— Start of RECORD EXCERPTS —

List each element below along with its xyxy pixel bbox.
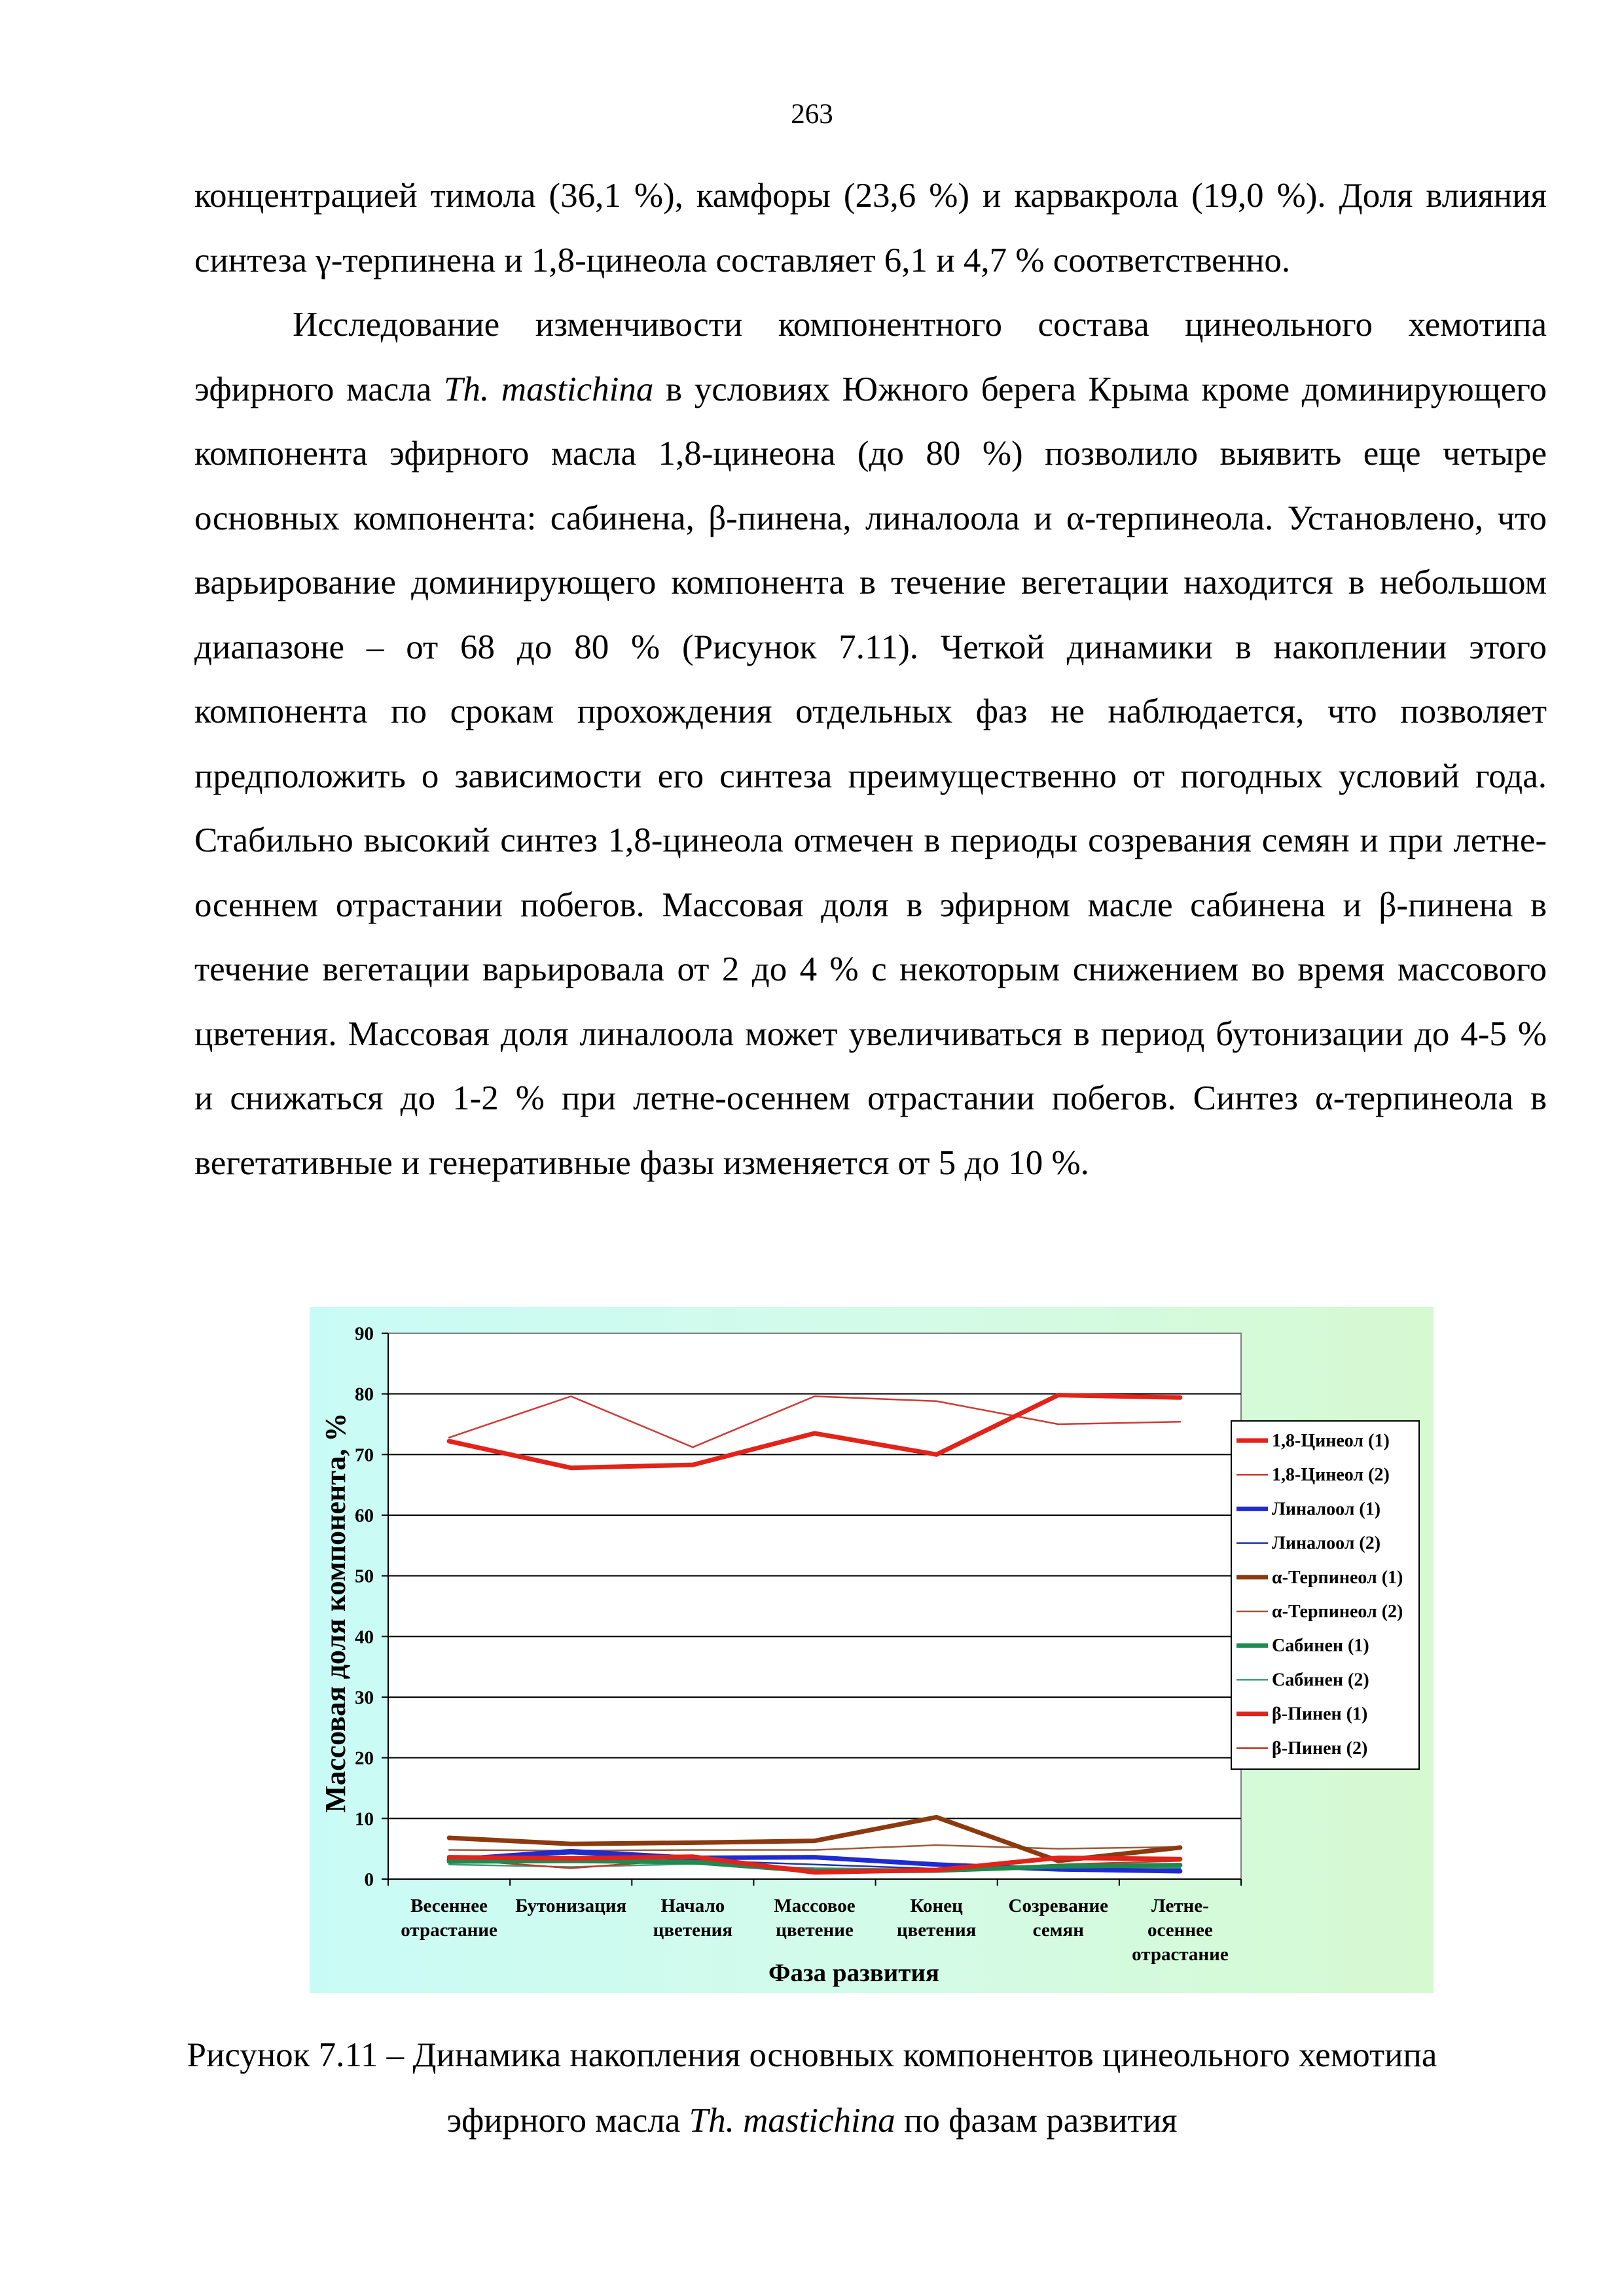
- y-tick-label: 20: [355, 1748, 374, 1769]
- x-tick-label-line: Начало: [660, 1895, 725, 1916]
- x-tick-label-line: цветение: [776, 1920, 854, 1941]
- x-tick-label: Созревание семян: [1009, 1895, 1109, 1941]
- x-tick-label: Массовое цветение: [774, 1895, 855, 1941]
- x-tick-label-line: осеннее: [1147, 1920, 1213, 1941]
- x-tick-label-line: Массовое: [774, 1895, 855, 1916]
- legend-label: Сабинен (1): [1272, 1636, 1369, 1656]
- figure-7-11: 0 10 20 30 40 50 60 70 80 90 Весеннее отрастание Бут…: [310, 1307, 1434, 1993]
- y-tick-label: 0: [365, 1869, 374, 1890]
- x-tick-label-line: Бутонизация: [515, 1895, 626, 1916]
- x-tick-label-line: Летне-: [1151, 1895, 1209, 1916]
- x-tick-label-line: отрастание: [401, 1920, 497, 1941]
- legend-label: α-Терпинеол (2): [1272, 1602, 1403, 1622]
- y-tick-label: 70: [355, 1444, 374, 1465]
- caption-line-1: Рисунок 7.11 – Динамика накопления основ…: [187, 2036, 1437, 2074]
- x-tick-label-line: отрастание: [1132, 1944, 1229, 1965]
- paragraph-text: в условиях Южного берега Крыма кроме дом…: [194, 370, 1547, 1182]
- x-tick-label-line: семян: [1033, 1920, 1084, 1941]
- y-tick-label: 40: [355, 1626, 374, 1647]
- body-text: концентрацией тимола (36,1 %), камфоры (…: [194, 164, 1547, 1195]
- legend-label: β-Пинен (2): [1272, 1738, 1367, 1759]
- legend-label: Линалоол (1): [1272, 1499, 1380, 1519]
- x-tick-label: Летне-осеннее отрастание: [1132, 1895, 1229, 1965]
- legend-box: [1231, 1420, 1420, 1770]
- page-number: 263: [791, 99, 833, 130]
- paragraph: Исследование изменчивости компонентного …: [194, 293, 1547, 1195]
- caption-line-2: эфирного масла Th. mastichina по фазам р…: [0, 2088, 1624, 2153]
- x-tick-label-line: Весеннее: [410, 1895, 488, 1916]
- caption-line-2-species: Th. mastichina: [689, 2102, 895, 2140]
- x-tick-label-line: цветения: [653, 1920, 732, 1941]
- legend-label: β-Пинен (1): [1272, 1704, 1367, 1725]
- y-tick-label: 80: [355, 1384, 374, 1405]
- x-tick-label-line: Конец: [910, 1895, 963, 1916]
- y-tick-label: 50: [355, 1566, 374, 1587]
- series-line: [446, 1393, 1183, 1471]
- series-line: [446, 1848, 1183, 1874]
- y-tick-label: 60: [355, 1505, 374, 1526]
- species-name: Th. mastichina: [443, 370, 654, 408]
- caption-line-2-suffix: по фазам развития: [895, 2102, 1178, 2140]
- x-tick-label-line: Созревание: [1009, 1895, 1109, 1916]
- legend-label: 1,8-Цинеол (1): [1272, 1431, 1390, 1451]
- paragraph: концентрацией тимола (36,1 %), камфоры (…: [194, 164, 1547, 293]
- series-line: [446, 1814, 1183, 1863]
- caption-line-2-prefix: эфирного масла: [446, 2102, 689, 2140]
- y-axis-title: Массовая доля компонента, %: [319, 1413, 352, 1813]
- x-tick-label-line: цветения: [897, 1920, 976, 1941]
- x-tick-label: Начало цветения: [653, 1895, 732, 1941]
- y-tick-label: 90: [355, 1323, 374, 1344]
- series-line: [446, 1854, 1183, 1875]
- legend-label: Сабинен (2): [1272, 1670, 1369, 1690]
- paragraph-text: Исследование изменчивости компонентного …: [194, 306, 1547, 408]
- paragraph-text: концентрацией тимола (36,1 %), камфоры (…: [194, 177, 1547, 279]
- legend-label: α-Терпинеол (1): [1272, 1568, 1403, 1588]
- line-chart: 0 10 20 30 40 50 60 70 80 90 Весеннее отрастание Бут…: [310, 1307, 1434, 1993]
- x-tick-label: Бутонизация: [515, 1895, 626, 1916]
- legend-label: 1,8-Цинеол (2): [1272, 1465, 1390, 1485]
- y-tick-label: 30: [355, 1687, 374, 1708]
- x-tick-label: Весеннее отрастание: [401, 1895, 497, 1941]
- x-axis-title: Фаза развития: [768, 1959, 939, 1987]
- y-tick-label: 10: [355, 1808, 374, 1829]
- x-tick-label: Конец цветения: [897, 1895, 976, 1941]
- series-line: [448, 1395, 1182, 1448]
- legend-label: Линалоол (2): [1272, 1534, 1380, 1554]
- figure-caption: Рисунок 7.11 – Динамика накопления основ…: [0, 2022, 1624, 2153]
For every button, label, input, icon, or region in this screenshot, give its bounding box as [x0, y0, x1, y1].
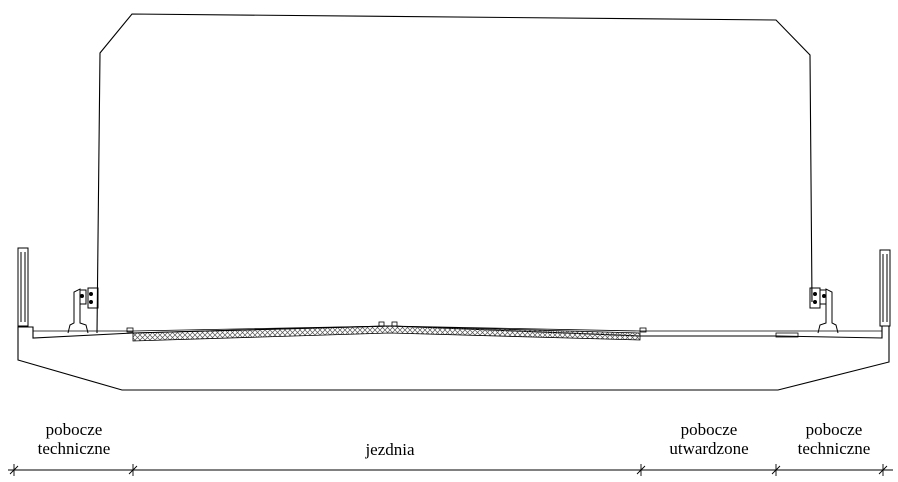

— End of RECORD EXCERPTS —

WHAT THE TASK REQUIRES » Can you extract every line of the material above, verbatim and in the same order, leaving out the pictures?

OUTPUT FOR THIS TASK »
List each element below along with its xyxy pixel bbox.
- y-tick-label: 20: [355, 1748, 374, 1769]
- x-tick-label-line: Начало: [660, 1895, 725, 1916]
- x-tick-label-line: цветение: [776, 1920, 854, 1941]
- x-tick-label: Созревание семян: [1009, 1895, 1109, 1941]
- x-tick-label: Массовое цветение: [774, 1895, 855, 1941]
- x-tick-label-line: осеннее: [1147, 1920, 1213, 1941]
- x-tick-label-line: Массовое: [774, 1895, 855, 1916]
- legend-label: Сабинен (1): [1272, 1636, 1369, 1656]
- figure-7-11: 0 10 20 30 40 50 60 70 80 90 Весеннее отрастание Бут…: [310, 1307, 1434, 1993]
- y-tick-label: 0: [365, 1869, 374, 1890]
- x-tick-label-line: Бутонизация: [515, 1895, 626, 1916]
- x-tick-label-line: Летне-: [1151, 1895, 1209, 1916]
- x-tick-label-line: отрастание: [401, 1920, 497, 1941]
- legend-label: α-Терпинеол (2): [1272, 1602, 1403, 1622]
- y-tick-label: 70: [355, 1444, 374, 1465]
- caption-line-1: Рисунок 7.11 – Динамика накопления основ…: [187, 2036, 1437, 2074]
- x-tick-label-line: отрастание: [1132, 1944, 1229, 1965]
- paragraph-text: в условиях Южного берега Крыма кроме дом…: [194, 370, 1547, 1182]
- x-tick-label-line: семян: [1033, 1920, 1084, 1941]
- y-tick-label: 40: [355, 1626, 374, 1647]
- body-text: концентрацией тимола (36,1 %), камфоры (…: [194, 164, 1547, 1195]
- legend-label: β-Пинен (2): [1272, 1738, 1367, 1759]
- legend-label: Линалоол (1): [1272, 1499, 1380, 1519]
- x-tick-label: Летне-осеннее отрастание: [1132, 1895, 1229, 1965]
- legend-box: [1231, 1420, 1420, 1770]
- page-number: 263: [791, 99, 833, 130]
- paragraph: Исследование изменчивости компонентного …: [194, 293, 1547, 1195]
- caption-line-2: эфирного масла Th. mastichina по фазам р…: [0, 2088, 1624, 2153]
- x-tick-label-line: Весеннее: [410, 1895, 488, 1916]
- caption-line-2-species: Th. mastichina: [689, 2102, 895, 2140]
- x-tick-label-line: цветения: [653, 1920, 732, 1941]
- legend-label: β-Пинен (1): [1272, 1704, 1367, 1725]
- y-tick-label: 80: [355, 1384, 374, 1405]
- x-tick-label-line: Конец: [910, 1895, 963, 1916]
- y-tick-label: 50: [355, 1566, 374, 1587]
- series-line: [446, 1393, 1183, 1471]
- series-line: [446, 1848, 1183, 1874]
- y-tick-label: 60: [355, 1505, 374, 1526]
- species-name: Th. mastichina: [443, 370, 654, 408]
- caption-line-2-suffix: по фазам развития: [895, 2102, 1178, 2140]
- x-tick-label-line: Созревание: [1009, 1895, 1109, 1916]
- legend-label: 1,8-Цинеол (1): [1272, 1431, 1390, 1451]
- paragraph: концентрацией тимола (36,1 %), камфоры (…: [194, 164, 1547, 293]
- series-line: [446, 1814, 1183, 1863]
- caption-line-2-prefix: эфирного масла: [446, 2102, 689, 2140]
- y-axis-title: Массовая доля компонента, %: [319, 1413, 352, 1813]
- x-tick-label-line: цветения: [897, 1920, 976, 1941]
- x-tick-label: Начало цветения: [653, 1895, 732, 1941]
- y-tick-label: 90: [355, 1323, 374, 1344]
- series-line: [446, 1854, 1183, 1875]
- legend-label: Сабинен (2): [1272, 1670, 1369, 1690]
- paragraph-text: Исследование изменчивости компонентного …: [194, 306, 1547, 408]
- paragraph-text: концентрацией тимола (36,1 %), камфоры (…: [194, 177, 1547, 279]
- legend-label: α-Терпинеол (1): [1272, 1568, 1403, 1588]
- line-chart: 0 10 20 30 40 50 60 70 80 90 Весеннее отрастание Бут…: [310, 1307, 1434, 1993]
- x-tick-label: Бутонизация: [515, 1895, 626, 1916]
- legend-label: 1,8-Цинеол (2): [1272, 1465, 1390, 1485]
- y-tick-label: 30: [355, 1687, 374, 1708]
- x-tick-label: Весеннее отрастание: [401, 1895, 497, 1941]
- x-axis-title: Фаза развития: [768, 1959, 939, 1987]
- y-tick-label: 10: [355, 1808, 374, 1829]
- x-tick-label: Конец цветения: [897, 1895, 976, 1941]
- series-line: [448, 1395, 1182, 1448]
- legend-label: Линалоол (2): [1272, 1534, 1380, 1554]
- figure-caption: Рисунок 7.11 – Динамика накопления основ…: [0, 2022, 1624, 2153]
For every button, label, input, icon, or region in this screenshot, give its bounding box as [x0, y0, x1, y1].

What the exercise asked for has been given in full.